[START]

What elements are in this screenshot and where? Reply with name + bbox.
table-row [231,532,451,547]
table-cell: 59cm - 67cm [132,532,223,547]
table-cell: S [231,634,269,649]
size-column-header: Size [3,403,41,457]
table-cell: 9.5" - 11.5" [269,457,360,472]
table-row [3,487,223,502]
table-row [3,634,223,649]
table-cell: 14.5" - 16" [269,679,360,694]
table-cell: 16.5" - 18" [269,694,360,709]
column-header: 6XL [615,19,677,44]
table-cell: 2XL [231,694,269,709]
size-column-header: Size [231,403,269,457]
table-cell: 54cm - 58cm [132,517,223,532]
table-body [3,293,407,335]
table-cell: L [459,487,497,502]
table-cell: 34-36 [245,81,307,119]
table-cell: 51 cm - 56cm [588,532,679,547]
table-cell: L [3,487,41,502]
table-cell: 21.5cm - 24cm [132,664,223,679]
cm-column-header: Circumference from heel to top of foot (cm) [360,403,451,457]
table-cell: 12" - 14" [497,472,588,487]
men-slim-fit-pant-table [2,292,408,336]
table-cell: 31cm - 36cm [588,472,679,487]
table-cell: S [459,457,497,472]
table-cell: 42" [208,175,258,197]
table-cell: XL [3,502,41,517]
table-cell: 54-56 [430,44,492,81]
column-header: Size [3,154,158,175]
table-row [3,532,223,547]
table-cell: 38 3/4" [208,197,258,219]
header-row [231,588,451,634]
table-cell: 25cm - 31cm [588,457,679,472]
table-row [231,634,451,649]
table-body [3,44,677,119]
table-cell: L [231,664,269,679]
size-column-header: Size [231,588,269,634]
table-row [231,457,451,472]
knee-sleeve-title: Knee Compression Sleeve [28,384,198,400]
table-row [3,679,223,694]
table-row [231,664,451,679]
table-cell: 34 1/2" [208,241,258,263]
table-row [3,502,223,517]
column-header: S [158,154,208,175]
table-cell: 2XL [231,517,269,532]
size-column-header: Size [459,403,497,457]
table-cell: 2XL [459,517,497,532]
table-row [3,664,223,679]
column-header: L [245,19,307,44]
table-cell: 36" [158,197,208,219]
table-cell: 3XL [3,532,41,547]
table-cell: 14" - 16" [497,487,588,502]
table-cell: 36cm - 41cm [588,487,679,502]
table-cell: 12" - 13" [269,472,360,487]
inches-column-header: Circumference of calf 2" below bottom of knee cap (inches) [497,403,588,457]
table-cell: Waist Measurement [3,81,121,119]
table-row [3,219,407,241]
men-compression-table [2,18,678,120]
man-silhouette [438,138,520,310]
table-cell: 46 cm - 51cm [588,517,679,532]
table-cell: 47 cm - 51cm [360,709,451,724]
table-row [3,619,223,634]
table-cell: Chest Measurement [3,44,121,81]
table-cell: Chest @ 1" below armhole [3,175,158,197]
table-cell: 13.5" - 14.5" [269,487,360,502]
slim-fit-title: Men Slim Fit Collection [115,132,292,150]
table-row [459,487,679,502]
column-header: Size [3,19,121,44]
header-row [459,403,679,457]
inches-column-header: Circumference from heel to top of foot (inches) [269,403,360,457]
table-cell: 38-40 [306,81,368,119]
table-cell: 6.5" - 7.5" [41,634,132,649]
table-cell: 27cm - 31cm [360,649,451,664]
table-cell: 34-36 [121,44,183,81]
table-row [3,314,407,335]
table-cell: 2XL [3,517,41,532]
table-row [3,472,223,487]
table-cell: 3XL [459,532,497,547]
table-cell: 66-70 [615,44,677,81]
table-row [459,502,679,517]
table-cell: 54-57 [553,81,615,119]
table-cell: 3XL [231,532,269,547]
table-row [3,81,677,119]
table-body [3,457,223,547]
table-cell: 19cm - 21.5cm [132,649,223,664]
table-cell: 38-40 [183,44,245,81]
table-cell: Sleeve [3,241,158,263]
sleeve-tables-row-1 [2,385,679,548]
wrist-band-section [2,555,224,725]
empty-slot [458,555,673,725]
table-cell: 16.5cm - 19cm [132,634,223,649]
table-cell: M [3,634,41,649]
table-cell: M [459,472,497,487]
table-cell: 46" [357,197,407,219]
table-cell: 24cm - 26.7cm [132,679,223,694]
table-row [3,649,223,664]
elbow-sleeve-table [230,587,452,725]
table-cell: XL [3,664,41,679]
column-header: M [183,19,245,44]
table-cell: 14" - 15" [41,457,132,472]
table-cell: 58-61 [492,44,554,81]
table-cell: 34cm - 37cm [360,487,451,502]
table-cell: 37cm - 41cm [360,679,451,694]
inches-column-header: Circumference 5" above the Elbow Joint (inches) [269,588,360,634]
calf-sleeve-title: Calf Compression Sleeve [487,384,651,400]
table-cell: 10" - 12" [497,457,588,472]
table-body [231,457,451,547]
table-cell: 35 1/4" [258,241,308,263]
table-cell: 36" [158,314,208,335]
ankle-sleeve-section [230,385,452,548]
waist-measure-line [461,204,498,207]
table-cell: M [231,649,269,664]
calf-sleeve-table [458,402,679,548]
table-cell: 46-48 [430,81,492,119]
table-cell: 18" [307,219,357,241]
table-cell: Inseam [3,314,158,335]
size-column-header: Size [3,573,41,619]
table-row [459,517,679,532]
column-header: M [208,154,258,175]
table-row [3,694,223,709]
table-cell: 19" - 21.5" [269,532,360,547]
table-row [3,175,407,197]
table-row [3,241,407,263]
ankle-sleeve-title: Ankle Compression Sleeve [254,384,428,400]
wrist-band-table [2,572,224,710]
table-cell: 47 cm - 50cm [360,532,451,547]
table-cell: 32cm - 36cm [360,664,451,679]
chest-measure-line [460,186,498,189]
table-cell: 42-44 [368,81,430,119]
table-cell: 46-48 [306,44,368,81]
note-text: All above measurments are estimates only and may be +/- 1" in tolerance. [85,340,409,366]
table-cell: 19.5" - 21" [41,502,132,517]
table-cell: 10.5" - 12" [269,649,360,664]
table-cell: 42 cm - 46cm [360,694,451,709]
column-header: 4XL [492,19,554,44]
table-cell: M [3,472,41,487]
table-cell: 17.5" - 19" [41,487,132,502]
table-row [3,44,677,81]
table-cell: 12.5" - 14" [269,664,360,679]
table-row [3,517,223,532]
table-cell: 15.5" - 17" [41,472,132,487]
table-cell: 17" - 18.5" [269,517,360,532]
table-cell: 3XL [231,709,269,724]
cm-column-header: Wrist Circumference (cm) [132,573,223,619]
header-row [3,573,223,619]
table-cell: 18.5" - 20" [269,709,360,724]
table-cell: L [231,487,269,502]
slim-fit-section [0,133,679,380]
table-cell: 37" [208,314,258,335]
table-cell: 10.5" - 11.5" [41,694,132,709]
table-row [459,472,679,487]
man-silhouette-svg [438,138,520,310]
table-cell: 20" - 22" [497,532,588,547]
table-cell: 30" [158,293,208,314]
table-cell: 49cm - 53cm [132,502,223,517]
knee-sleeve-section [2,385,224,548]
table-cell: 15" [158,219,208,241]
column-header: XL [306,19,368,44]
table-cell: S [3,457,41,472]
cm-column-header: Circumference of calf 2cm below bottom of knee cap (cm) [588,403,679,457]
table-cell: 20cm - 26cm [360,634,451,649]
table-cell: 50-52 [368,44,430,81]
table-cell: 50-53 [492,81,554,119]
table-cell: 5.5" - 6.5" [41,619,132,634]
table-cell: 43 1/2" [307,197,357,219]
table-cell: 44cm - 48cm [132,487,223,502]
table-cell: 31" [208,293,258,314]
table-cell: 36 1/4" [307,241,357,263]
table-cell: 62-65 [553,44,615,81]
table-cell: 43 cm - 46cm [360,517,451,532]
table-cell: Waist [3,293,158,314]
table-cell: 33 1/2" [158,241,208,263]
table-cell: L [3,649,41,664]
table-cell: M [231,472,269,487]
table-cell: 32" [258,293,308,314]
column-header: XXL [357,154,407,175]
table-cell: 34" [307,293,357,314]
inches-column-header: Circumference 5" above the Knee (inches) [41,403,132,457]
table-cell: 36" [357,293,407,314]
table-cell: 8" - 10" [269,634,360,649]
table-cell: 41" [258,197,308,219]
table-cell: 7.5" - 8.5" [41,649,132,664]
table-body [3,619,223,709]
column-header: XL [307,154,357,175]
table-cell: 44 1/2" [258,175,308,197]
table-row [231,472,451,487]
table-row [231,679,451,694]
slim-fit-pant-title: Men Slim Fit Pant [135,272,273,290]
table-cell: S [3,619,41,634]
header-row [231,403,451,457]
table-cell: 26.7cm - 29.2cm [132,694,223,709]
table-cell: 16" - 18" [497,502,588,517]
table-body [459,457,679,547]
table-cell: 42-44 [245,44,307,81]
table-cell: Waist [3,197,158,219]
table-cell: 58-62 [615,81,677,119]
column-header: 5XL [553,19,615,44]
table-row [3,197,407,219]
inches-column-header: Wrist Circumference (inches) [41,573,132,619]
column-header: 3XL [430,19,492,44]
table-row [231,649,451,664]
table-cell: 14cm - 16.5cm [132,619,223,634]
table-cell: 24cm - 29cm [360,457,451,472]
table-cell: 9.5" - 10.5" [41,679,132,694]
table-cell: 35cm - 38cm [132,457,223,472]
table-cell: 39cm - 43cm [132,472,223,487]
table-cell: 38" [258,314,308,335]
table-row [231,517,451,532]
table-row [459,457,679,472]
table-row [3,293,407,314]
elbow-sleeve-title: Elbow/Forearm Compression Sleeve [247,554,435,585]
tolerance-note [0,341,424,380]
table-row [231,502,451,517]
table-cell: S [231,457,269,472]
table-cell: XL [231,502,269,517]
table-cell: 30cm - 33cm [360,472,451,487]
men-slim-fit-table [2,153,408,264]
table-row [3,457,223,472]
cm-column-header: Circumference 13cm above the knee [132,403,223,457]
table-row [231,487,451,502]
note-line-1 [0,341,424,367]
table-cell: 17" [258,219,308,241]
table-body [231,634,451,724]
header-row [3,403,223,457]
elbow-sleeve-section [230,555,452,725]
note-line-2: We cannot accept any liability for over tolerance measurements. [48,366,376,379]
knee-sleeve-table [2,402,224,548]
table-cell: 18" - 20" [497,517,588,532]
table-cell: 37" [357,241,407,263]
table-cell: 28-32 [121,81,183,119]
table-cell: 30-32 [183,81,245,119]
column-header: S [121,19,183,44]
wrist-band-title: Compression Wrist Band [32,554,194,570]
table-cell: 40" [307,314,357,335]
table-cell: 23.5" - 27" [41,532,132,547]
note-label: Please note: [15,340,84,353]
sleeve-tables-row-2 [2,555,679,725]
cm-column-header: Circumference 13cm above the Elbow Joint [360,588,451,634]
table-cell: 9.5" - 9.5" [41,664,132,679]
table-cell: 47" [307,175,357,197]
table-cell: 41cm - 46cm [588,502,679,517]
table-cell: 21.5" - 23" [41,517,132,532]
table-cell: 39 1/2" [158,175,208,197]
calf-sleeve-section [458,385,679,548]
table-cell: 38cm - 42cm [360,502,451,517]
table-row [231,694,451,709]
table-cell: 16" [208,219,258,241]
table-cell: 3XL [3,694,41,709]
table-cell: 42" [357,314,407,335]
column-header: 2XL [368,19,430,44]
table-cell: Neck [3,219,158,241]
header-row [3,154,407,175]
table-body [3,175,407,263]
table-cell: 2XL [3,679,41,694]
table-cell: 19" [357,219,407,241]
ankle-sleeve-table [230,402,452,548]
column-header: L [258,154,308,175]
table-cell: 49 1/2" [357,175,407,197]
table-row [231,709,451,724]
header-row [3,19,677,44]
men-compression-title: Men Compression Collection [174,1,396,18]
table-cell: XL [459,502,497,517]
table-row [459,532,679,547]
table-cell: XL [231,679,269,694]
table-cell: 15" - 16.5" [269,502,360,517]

[END]

Directive ->
Please copy out the rows from the very first one through the line containing "table-row [3,634,223,649]", with both ends included.

Task result ->
What elements are in this screenshot and where? Reply with name + bbox.
table-row [231,532,451,547]
table-cell: 59cm - 67cm [132,532,223,547]
table-cell: S [231,634,269,649]
size-column-header: Size [3,403,41,457]
table-cell: 9.5" - 11.5" [269,457,360,472]
table-row [3,487,223,502]
table-row [3,634,223,649]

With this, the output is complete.